▶ **To be done**: Copy out each line of the material in which the word "fact" appears.

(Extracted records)

-- -- --

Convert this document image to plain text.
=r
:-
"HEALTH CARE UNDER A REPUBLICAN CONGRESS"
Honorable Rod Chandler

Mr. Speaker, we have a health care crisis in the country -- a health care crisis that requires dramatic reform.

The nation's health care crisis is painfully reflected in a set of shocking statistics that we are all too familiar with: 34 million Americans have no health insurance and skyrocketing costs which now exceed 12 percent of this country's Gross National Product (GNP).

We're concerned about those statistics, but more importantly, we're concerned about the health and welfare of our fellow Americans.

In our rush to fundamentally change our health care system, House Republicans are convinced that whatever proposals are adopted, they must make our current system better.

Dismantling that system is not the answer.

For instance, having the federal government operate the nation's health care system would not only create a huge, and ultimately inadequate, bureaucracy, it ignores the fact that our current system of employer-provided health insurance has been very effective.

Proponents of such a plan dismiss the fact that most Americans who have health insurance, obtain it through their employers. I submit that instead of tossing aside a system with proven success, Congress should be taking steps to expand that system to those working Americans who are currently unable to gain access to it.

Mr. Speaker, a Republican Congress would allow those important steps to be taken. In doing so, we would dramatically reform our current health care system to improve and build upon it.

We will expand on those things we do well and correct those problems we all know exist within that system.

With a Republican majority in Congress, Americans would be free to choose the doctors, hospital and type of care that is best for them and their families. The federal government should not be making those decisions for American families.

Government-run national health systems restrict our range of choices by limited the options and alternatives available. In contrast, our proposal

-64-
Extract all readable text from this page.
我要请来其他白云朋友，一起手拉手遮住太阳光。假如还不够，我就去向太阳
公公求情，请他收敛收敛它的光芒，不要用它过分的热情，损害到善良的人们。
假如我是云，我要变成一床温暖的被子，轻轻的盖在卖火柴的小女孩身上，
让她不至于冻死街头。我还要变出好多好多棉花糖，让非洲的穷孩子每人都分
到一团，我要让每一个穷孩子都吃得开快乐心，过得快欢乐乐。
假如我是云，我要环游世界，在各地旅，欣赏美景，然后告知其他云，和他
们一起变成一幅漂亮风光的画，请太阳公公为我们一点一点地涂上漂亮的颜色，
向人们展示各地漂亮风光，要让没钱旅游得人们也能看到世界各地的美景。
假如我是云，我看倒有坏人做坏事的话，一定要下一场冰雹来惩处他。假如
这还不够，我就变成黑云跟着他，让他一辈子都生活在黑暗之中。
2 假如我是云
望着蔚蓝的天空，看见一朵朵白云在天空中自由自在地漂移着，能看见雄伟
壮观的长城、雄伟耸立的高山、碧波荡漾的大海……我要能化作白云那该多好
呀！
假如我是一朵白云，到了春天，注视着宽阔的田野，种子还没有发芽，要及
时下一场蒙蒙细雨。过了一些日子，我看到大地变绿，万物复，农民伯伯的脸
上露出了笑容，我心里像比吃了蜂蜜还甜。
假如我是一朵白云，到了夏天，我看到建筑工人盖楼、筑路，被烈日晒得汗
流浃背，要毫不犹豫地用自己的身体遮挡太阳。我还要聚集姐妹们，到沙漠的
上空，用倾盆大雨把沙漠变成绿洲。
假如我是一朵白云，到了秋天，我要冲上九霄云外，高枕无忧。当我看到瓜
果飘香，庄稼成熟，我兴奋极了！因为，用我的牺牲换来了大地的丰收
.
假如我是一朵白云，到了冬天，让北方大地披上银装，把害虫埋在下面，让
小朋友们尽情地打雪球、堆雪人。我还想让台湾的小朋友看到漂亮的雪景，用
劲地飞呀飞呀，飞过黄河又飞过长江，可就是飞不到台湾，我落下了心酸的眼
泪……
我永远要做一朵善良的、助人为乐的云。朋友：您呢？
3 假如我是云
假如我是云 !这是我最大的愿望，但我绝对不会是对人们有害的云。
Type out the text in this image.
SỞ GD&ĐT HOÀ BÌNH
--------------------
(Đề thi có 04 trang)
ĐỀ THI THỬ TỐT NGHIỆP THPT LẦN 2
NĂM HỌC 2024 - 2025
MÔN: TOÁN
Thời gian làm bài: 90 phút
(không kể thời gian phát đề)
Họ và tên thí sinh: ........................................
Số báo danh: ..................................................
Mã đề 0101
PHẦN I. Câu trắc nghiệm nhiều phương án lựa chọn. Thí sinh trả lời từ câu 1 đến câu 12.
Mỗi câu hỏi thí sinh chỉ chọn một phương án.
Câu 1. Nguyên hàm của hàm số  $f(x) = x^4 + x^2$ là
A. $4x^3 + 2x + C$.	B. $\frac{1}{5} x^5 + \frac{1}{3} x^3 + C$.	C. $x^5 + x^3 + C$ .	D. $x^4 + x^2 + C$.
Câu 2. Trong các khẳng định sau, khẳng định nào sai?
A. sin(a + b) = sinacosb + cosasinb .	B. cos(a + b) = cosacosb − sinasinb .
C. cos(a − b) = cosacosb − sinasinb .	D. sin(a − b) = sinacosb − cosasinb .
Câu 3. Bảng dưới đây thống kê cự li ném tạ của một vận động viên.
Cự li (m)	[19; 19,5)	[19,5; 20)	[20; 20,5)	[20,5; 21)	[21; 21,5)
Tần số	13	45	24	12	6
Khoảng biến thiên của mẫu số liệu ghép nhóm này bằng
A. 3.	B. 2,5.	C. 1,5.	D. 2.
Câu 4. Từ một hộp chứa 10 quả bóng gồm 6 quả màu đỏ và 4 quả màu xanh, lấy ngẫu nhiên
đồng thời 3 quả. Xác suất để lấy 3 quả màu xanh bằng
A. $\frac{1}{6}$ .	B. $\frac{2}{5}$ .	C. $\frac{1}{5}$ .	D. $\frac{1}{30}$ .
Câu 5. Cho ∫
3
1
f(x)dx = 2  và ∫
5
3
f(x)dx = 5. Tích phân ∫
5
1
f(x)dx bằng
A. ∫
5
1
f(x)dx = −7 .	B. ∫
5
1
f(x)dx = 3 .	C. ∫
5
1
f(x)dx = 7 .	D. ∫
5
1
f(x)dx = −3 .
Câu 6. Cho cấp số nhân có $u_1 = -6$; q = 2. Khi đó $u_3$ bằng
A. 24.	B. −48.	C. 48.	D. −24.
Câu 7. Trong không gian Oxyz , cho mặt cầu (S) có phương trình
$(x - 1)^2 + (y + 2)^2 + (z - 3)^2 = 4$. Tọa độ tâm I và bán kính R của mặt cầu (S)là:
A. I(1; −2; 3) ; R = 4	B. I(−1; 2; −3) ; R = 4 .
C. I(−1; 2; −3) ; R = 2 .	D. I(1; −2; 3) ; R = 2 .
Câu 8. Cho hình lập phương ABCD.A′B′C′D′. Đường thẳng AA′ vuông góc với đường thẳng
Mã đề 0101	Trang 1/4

-- -- --

▶ **Expected answer**:
For instance, having the federal government operate the nation's health care system would not only create a huge, and ultimately inadequate, bureaucracy, it ignores the fact that our current system of employer-provided health insurance has been very effective.
Proponents of such a plan dismiss the fact that most Americans who have health insurance, obtain it through their employers. I submit that instead of tossing aside a system with proven success, Congress should be taking steps to expand that system to those working Americans who are currently unable to gain access to it.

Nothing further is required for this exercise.